►

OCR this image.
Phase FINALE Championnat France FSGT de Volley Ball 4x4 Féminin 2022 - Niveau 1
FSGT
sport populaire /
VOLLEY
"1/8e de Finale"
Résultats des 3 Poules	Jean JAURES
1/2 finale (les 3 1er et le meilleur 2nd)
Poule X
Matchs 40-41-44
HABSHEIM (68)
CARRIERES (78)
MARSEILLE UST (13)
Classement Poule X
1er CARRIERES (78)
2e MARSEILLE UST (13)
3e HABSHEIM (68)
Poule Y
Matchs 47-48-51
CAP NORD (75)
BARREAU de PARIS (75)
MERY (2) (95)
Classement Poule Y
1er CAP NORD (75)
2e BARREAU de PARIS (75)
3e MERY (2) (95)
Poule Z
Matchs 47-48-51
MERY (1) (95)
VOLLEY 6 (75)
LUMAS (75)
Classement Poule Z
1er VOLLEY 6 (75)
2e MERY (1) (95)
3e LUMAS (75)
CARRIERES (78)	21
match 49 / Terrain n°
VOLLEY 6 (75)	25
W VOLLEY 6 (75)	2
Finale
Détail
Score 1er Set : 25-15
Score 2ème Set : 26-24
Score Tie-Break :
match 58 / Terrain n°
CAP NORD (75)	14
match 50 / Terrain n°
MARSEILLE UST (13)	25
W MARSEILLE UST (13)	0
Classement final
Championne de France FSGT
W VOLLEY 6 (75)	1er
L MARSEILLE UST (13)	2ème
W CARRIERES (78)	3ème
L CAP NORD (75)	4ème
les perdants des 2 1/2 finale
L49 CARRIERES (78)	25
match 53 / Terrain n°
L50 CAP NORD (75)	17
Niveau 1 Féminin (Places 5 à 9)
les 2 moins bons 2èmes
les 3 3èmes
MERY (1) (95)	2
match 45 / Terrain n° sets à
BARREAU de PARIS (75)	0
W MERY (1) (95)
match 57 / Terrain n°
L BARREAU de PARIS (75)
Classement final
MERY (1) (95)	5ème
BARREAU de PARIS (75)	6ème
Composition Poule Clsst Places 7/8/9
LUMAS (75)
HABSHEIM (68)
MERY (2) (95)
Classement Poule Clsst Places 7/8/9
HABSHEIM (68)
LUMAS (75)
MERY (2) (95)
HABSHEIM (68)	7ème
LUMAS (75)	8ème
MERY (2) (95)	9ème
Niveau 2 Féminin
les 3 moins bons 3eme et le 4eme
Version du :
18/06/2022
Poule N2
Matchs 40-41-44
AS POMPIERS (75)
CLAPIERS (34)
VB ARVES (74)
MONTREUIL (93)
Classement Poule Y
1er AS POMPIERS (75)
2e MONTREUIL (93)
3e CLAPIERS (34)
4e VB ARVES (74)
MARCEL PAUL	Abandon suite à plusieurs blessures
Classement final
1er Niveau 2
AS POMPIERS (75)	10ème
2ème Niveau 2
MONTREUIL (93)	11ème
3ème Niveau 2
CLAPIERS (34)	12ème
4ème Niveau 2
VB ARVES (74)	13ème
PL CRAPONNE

◄

◆ Given problem
Copy out all of the data exactly, leaving nothing out.

◆ Output for this exercise
OCR this image.
Phase FINALE Championnat France FSGT de Volley Ball 4x4 Féminin 2022 - Niveau 1
FSGT
sport populaire /
VOLLEY
"1/8e de Finale"
Résultats des 3 Poules	Jean JAURES
1/2 finale (les 3 1er et le meilleur 2nd)
Poule X
Matchs 40-41-44
HABSHEIM (68)
CARRIERES (78)
MARSEILLE UST (13)
Classement Poule X
1er CARRIERES (78)
2e MARSEILLE UST (13)
3e HABSHEIM (68)
Poule Y
Matchs 47-48-51
CAP NORD (75)
BARREAU de PARIS (75)
MERY (2) (95)
Classement Poule Y
1er CAP NORD (75)
2e BARREAU de PARIS (75)
3e MERY (2) (95)
Poule Z
Matchs 47-48-51
MERY (1) (95)
VOLLEY 6 (75)
LUMAS (75)
Classement Poule Z
1er VOLLEY 6 (75)
2e MERY (1) (95)
3e LUMAS (75)
CARRIERES (78)	21
match 49 / Terrain n°
VOLLEY 6 (75)	25
W VOLLEY 6 (75)	2
Finale
Détail
Score 1er Set : 25-15
Score 2ème Set : 26-24
Score Tie-Break :
match 58 / Terrain n°
CAP NORD (75)	14
match 50 / Terrain n°
MARSEILLE UST (13)	25
W MARSEILLE UST (13)	0
Classement final
Championne de France FSGT
W VOLLEY 6 (75)	1er
L MARSEILLE UST (13)	2ème
W CARRIERES (78)	3ème
L CAP NORD (75)	4ème
les perdants des 2 1/2 finale
L49 CARRIERES (78)	25
match 53 / Terrain n°
L50 CAP NORD (75)	17
Niveau 1 Féminin (Places 5 à 9)
les 2 moins bons 2èmes
les 3 3èmes
MERY (1) (95)	2
match 45 / Terrain n° sets à
BARREAU de PARIS (75)	0
W MERY (1) (95)
match 57 / Terrain n°
L BARREAU de PARIS (75)
Classement final
MERY (1) (95)	5ème
BARREAU de PARIS (75)	6ème
Composition Poule Clsst Places 7/8/9
LUMAS (75)
HABSHEIM (68)
MERY (2) (95)
Classement Poule Clsst Places 7/8/9
HABSHEIM (68)
LUMAS (75)
MERY (2) (95)
HABSHEIM (68)	7ème
LUMAS (75)	8ème
MERY (2) (95)	9ème
Niveau 2 Féminin
les 3 moins bons 3eme et le 4eme
Version du :
18/06/2022
Poule N2
Matchs 40-41-44
AS POMPIERS (75)
CLAPIERS (34)
VB ARVES (74)
MONTREUIL (93)
Classement Poule Y
1er AS POMPIERS (75)
2e MONTREUIL (93)
3e CLAPIERS (34)
4e VB ARVES (74)
MARCEL PAUL	Abandon suite à plusieurs blessures
Classement final
1er Niveau 2
AS POMPIERS (75)	10ème
2ème Niveau 2
MONTREUIL (93)	11ème
3ème Niveau 2
CLAPIERS (34)	12ème
4ème Niveau 2
VB ARVES (74)	13ème
PL CRAPONNE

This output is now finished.